• [Task objective]
Each line that holds the word "data" should be returned.

• [Exercise materials]
######

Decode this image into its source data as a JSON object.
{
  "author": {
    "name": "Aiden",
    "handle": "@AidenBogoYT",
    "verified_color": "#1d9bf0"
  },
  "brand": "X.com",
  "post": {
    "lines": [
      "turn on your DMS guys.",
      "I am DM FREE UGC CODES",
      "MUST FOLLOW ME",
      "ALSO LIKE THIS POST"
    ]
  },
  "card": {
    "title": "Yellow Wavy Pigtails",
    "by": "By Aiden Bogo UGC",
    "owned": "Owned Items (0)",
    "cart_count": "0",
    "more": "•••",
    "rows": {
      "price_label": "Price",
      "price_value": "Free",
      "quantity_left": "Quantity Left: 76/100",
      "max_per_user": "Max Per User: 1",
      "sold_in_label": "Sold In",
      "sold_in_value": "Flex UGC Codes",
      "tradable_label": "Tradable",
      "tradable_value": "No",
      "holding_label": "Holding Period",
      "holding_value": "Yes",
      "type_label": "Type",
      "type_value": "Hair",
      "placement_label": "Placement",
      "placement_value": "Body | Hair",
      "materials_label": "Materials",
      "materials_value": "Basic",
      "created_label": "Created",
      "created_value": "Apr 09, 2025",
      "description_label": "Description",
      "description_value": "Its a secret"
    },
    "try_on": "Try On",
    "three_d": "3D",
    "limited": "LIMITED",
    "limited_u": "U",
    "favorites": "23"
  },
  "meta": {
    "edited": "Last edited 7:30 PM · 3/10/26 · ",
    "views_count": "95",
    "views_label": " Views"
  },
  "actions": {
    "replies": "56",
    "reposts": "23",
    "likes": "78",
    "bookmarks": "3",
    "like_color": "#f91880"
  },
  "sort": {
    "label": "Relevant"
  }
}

######

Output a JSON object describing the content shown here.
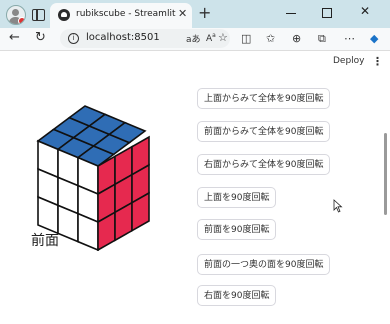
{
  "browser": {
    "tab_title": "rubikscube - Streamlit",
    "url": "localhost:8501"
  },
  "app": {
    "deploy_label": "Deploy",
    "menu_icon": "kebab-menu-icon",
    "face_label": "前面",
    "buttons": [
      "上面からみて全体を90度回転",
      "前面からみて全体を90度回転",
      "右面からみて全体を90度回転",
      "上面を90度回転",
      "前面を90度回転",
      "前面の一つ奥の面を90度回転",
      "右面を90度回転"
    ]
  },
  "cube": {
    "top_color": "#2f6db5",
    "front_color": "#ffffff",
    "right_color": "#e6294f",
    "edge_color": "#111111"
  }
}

######

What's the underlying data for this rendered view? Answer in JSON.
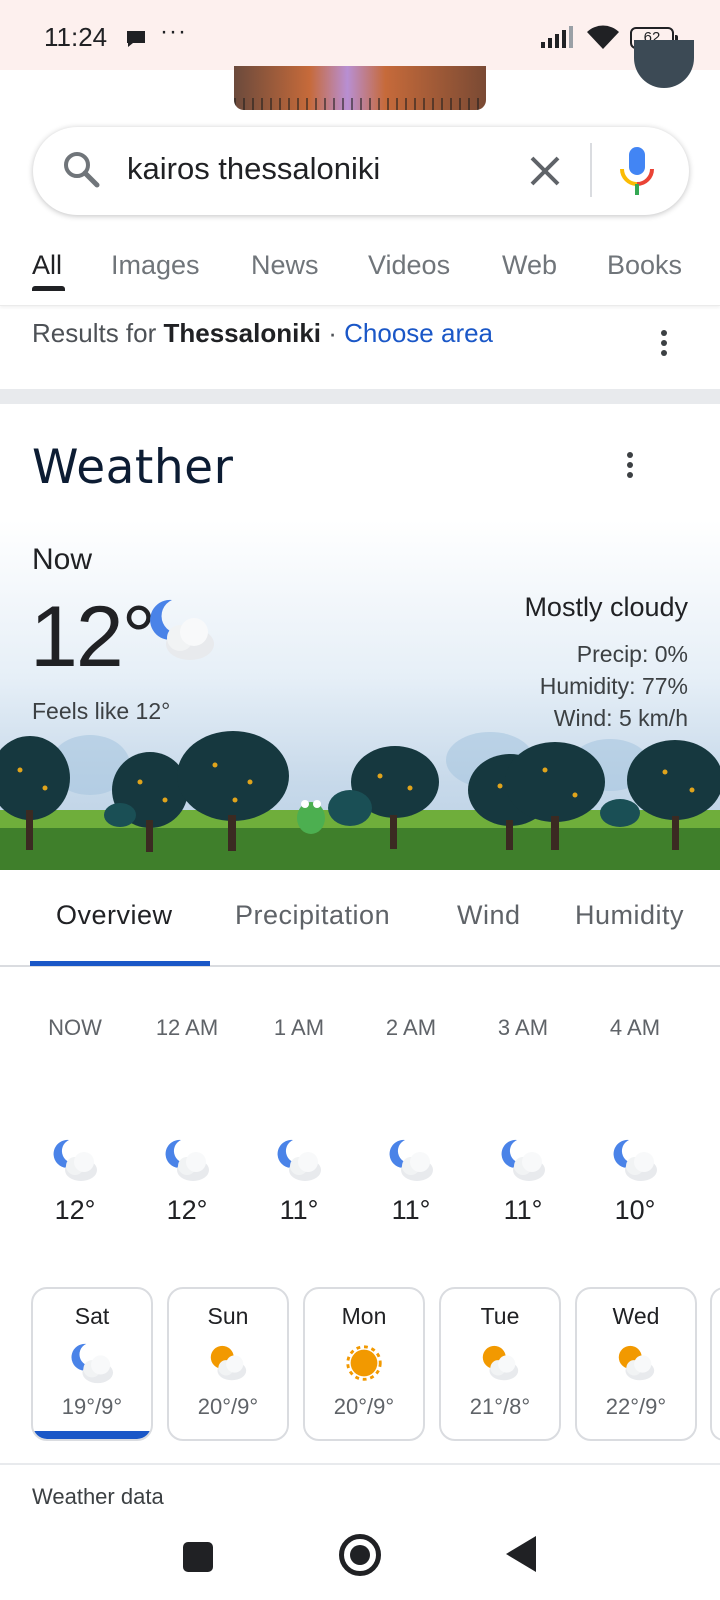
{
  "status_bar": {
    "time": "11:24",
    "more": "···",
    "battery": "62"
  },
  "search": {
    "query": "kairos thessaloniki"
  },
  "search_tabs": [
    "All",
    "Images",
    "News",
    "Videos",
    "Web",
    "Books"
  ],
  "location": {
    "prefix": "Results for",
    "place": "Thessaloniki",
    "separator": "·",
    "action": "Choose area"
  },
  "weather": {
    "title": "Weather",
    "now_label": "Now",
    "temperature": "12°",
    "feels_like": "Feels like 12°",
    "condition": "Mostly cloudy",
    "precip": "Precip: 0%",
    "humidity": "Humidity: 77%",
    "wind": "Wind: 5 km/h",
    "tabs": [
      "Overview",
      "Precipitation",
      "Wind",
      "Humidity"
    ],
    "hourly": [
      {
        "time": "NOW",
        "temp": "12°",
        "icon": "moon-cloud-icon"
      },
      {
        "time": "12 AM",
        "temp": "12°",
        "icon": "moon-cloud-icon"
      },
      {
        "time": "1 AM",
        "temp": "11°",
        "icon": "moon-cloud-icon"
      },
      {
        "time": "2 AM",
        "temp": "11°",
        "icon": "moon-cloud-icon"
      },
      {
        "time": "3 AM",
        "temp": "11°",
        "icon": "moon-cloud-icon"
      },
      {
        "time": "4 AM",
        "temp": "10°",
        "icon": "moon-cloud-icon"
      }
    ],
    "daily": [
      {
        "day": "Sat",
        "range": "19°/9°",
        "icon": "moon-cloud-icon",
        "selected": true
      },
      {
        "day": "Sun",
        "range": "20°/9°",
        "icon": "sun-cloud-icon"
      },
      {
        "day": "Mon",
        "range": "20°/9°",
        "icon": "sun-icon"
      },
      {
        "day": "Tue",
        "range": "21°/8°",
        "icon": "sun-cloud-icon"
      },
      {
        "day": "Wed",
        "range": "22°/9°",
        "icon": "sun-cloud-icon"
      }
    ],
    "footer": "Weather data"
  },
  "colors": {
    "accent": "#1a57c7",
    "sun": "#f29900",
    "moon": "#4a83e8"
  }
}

######

• [Task result]
Decode this image into its source data as a JSON object.
What's the underlying data for this rendered view? Answer in JSON.
    "footer": "Weather data"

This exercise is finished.